[Your task]: Below is a listing; write it out exactly and drop any images from it.

[Stored entries]
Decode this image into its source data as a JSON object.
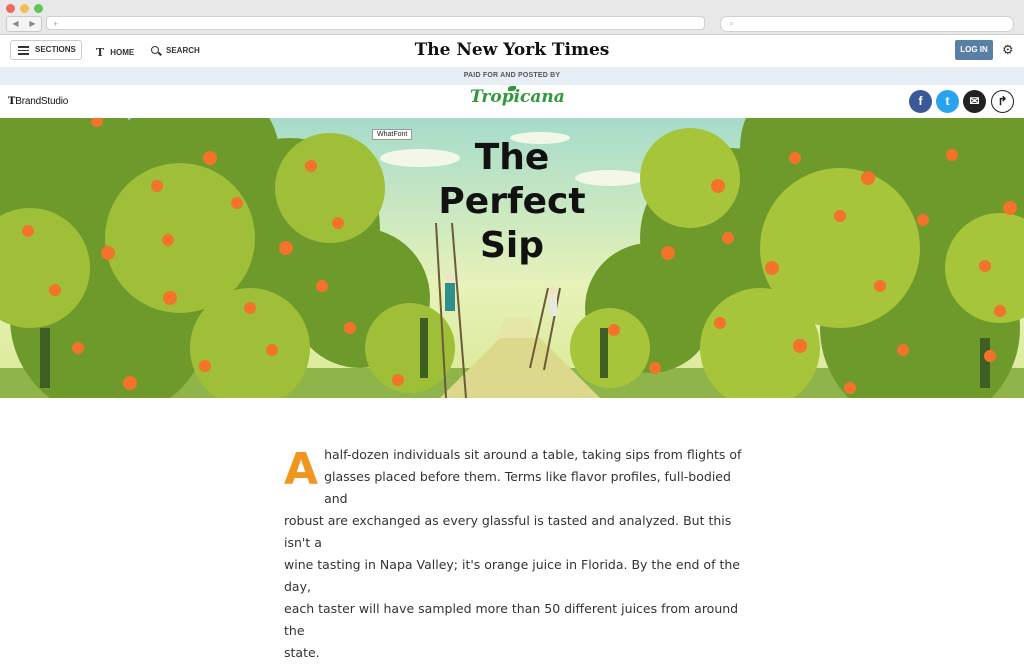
{
  "browser": {
    "back_icon": "◀",
    "forward_icon": "▶",
    "url_placeholder": "+",
    "search_icon": "⌕",
    "traffic_lights": [
      "#ee6a5e",
      "#f5bd4f",
      "#61c554"
    ]
  },
  "header": {
    "sections_label": "SECTIONS",
    "home_label": "HOME",
    "home_logo": "T",
    "search_label": "SEARCH",
    "masthead": "The New York Times",
    "login_label": "LOG IN",
    "settings_icon": "⚙"
  },
  "sponsor_bar": {
    "text": "PAID FOR AND POSTED BY"
  },
  "brand_bar": {
    "brandstudio_t": "T",
    "brandstudio_text": "BrandStudio",
    "sponsor_logo": "Tropicana",
    "social": [
      {
        "name": "facebook",
        "glyph": "f",
        "color": "#3b5998"
      },
      {
        "name": "twitter",
        "glyph": "t",
        "color": "#2aa3ef"
      },
      {
        "name": "email",
        "glyph": "✉",
        "color": "#222222"
      },
      {
        "name": "share",
        "glyph": "↱",
        "color": "#ffffff"
      }
    ]
  },
  "hero": {
    "whatfont_label": "WhatFont",
    "title_line1": "The",
    "title_line2": "Perfect",
    "title_line3": "Sip"
  },
  "article": {
    "drop_cap": "A",
    "lines": [
      "half-dozen individuals sit around a table, taking sips from flights of",
      "glasses placed before them. Terms like flavor profiles, full-bodied and",
      "robust are exchanged as every glassful is tasted and analyzed. But this isn't a",
      "wine tasting in Napa Valley; it's orange juice in Florida. By the end of the day,",
      "each taster will have sampled more than 50 different juices from around the",
      "state."
    ]
  }
}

[Written answer]:
Decode this image into its source data as a JSON object.
{
  "browser": {
    "back_icon": "◀",
    "forward_icon": "▶",
    "url_placeholder": "+",
    "search_icon": "⌕",
    "traffic_lights": [
      "#ee6a5e",
      "#f5bd4f",
      "#61c554"
    ]
  },
  "header": {
    "sections_label": "SECTIONS",
    "home_label": "HOME",
    "home_logo": "T",
    "search_label": "SEARCH",
    "masthead": "The New York Times",
    "login_label": "LOG IN",
    "settings_icon": "⚙"
  },
  "sponsor_bar": {
    "text": "PAID FOR AND POSTED BY"
  },
  "brand_bar": {
    "brandstudio_t": "T",
    "brandstudio_text": "BrandStudio",
    "sponsor_logo": "Tropicana",
    "social": [
      {
        "name": "facebook",
        "glyph": "f",
        "color": "#3b5998"
      },
      {
        "name": "twitter",
        "glyph": "t",
        "color": "#2aa3ef"
      },
      {
        "name": "email",
        "glyph": "✉",
        "color": "#222222"
      },
      {
        "name": "share",
        "glyph": "↱",
        "color": "#ffffff"
      }
    ]
  },
  "hero": {
    "whatfont_label": "WhatFont",
    "title_line1": "The",
    "title_line2": "Perfect",
    "title_line3": "Sip"
  },
  "article": {
    "drop_cap": "A",
    "lines": [
      "half-dozen individuals sit around a table, taking sips from flights of",
      "glasses placed before them. Terms like flavor profiles, full-bodied and",
      "robust are exchanged as every glassful is tasted and analyzed. But this isn't a",
      "wine tasting in Napa Valley; it's orange juice in Florida. By the end of the day,",
      "each taster will have sampled more than 50 different juices from around the",
      "state."
    ]
  }
}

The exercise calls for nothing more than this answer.